Directions: Every record that follows should be printed verbatim.

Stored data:

┌────────

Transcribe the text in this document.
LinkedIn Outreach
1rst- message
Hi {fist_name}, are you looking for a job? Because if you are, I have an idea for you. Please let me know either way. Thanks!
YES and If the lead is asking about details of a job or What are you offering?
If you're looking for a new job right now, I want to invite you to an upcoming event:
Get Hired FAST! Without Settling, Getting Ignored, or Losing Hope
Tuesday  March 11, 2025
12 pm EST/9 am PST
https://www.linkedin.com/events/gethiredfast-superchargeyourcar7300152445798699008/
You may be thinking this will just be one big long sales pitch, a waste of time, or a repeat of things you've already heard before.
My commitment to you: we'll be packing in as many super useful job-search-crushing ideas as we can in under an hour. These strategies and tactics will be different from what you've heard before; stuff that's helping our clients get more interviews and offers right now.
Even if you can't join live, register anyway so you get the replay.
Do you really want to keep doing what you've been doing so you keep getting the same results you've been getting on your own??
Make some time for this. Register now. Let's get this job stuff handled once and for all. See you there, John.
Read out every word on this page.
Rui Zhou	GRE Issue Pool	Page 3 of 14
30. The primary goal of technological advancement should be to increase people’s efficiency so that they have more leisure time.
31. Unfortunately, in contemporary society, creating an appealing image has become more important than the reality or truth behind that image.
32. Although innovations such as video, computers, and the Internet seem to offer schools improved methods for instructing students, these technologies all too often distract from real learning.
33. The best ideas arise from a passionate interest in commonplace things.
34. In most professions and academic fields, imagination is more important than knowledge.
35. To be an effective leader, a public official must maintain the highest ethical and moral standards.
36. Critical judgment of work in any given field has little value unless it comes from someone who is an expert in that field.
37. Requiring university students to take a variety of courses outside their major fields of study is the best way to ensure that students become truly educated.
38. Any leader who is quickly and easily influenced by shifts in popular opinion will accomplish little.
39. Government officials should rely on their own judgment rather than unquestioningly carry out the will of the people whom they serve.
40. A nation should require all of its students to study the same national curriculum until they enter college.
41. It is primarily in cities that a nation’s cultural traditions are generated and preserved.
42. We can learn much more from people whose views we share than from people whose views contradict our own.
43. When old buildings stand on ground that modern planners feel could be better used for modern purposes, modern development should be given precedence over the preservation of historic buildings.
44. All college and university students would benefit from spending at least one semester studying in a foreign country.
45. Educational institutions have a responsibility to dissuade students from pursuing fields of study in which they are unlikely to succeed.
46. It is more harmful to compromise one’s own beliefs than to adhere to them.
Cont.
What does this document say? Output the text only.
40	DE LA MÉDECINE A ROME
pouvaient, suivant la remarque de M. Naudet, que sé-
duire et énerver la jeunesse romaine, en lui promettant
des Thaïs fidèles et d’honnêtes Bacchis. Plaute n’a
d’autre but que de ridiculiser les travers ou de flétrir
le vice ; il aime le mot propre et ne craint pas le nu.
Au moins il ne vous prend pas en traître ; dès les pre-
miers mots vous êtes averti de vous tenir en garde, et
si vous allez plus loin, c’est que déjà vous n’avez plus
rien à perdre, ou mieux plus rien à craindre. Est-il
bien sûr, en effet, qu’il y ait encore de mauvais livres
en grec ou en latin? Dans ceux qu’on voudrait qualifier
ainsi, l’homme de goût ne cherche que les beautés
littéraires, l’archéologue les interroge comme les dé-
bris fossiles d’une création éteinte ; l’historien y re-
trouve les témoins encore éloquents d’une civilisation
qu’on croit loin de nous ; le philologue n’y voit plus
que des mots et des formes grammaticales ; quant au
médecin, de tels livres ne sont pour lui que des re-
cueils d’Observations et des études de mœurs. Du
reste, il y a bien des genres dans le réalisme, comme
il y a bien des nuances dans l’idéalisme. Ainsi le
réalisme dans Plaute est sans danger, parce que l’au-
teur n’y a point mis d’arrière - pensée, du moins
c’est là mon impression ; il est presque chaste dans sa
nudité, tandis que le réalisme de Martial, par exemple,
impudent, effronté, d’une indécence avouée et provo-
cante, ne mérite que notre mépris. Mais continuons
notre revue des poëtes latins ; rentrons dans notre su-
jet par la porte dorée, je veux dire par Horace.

└────────

Result of this task:
Transcribe the text in this document.
LinkedIn Outreach
1rst- message
Hi {fist_name}, are you looking for a job? Because if you are, I have an idea for you. Please let me know either way. Thanks!
YES and If the lead is asking about details of a job or What are you offering?
If you're looking for a new job right now, I want to invite you to an upcoming event:
Get Hired FAST! Without Settling, Getting Ignored, or Losing Hope
Tuesday  March 11, 2025
12 pm EST/9 am PST
https://www.linkedin.com/events/gethiredfast-superchargeyourcar7300152445798699008/
You may be thinking this will just be one big long sales pitch, a waste of time, or a repeat of things you've already heard before.
My commitment to you: we'll be packing in as many super useful job-search-crushing ideas as we can in under an hour. These strategies and tactics will be different from what you've heard before; stuff that's helping our clients get more interviews and offers right now.
Even if you can't join live, register anyway so you get the replay.
Do you really want to keep doing what you've been doing so you keep getting the same results you've been getting on your own??
Make some time for this. Register now. Let's get this job stuff handled once and for all. See you there, John.
Read out every word on this page.
Rui Zhou	GRE Issue Pool	Page 3 of 14
30. The primary goal of technological advancement should be to increase people’s efficiency so that they have more leisure time.
31. Unfortunately, in contemporary society, creating an appealing image has become more important than the reality or truth behind that image.
32. Although innovations such as video, computers, and the Internet seem to offer schools improved methods for instructing students, these technologies all too often distract from real learning.
33. The best ideas arise from a passionate interest in commonplace things.
34. In most professions and academic fields, imagination is more important than knowledge.
35. To be an effective leader, a public official must maintain the highest ethical and moral standards.
36. Critical judgment of work in any given field has little value unless it comes from someone who is an expert in that field.
37. Requiring university students to take a variety of courses outside their major fields of study is the best way to ensure that students become truly educated.
38. Any leader who is quickly and easily influenced by shifts in popular opinion will accomplish little.
39. Government officials should rely on their own judgment rather than unquestioningly carry out the will of the people whom they serve.
40. A nation should require all of its students to study the same national curriculum until they enter college.
41. It is primarily in cities that a nation’s cultural traditions are generated and preserved.
42. We can learn much more from people whose views we share than from people whose views contradict our own.
43. When old buildings stand on ground that modern planners feel could be better used for modern purposes, modern development should be given precedence over the preservation of historic buildings.
44. All college and university students would benefit from spending at least one semester studying in a foreign country.
45. Educational institutions have a responsibility to dissuade students from pursuing fields of study in which they are unlikely to succeed.
46. It is more harmful to compromise one’s own beliefs than to adhere to them.
Cont.
What does this document say? Output the text only.
40	DE LA MÉDECINE A ROME
pouvaient, suivant la remarque de M. Naudet, que sé-
duire et énerver la jeunesse romaine, en lui promettant
des Thaïs fidèles et d’honnêtes Bacchis. Plaute n’a
d’autre but que de ridiculiser les travers ou de flétrir
le vice ; il aime le mot propre et ne craint pas le nu.
Au moins il ne vous prend pas en traître ; dès les pre-
miers mots vous êtes averti de vous tenir en garde, et
si vous allez plus loin, c’est que déjà vous n’avez plus
rien à perdre, ou mieux plus rien à craindre. Est-il
bien sûr, en effet, qu’il y ait encore de mauvais livres
en grec ou en latin? Dans ceux qu’on voudrait qualifier
ainsi, l’homme de goût ne cherche que les beautés
littéraires, l’archéologue les interroge comme les dé-
bris fossiles d’une création éteinte ; l’historien y re-
trouve les témoins encore éloquents d’une civilisation
qu’on croit loin de nous ; le philologue n’y voit plus
que des mots et des formes grammaticales ; quant au
médecin, de tels livres ne sont pour lui que des re-
cueils d’Observations et des études de mœurs. Du
reste, il y a bien des genres dans le réalisme, comme
il y a bien des nuances dans l’idéalisme. Ainsi le
réalisme dans Plaute est sans danger, parce que l’au-
teur n’y a point mis d’arrière - pensée, du moins
c’est là mon impression ; il est presque chaste dans sa
nudité, tandis que le réalisme de Martial, par exemple,
impudent, effronté, d’une indécence avouée et provo-
cante, ne mérite que notre mépris. Mais continuons
notre revue des poëtes latins ; rentrons dans notre su-
jet par la porte dorée, je veux dire par Horace.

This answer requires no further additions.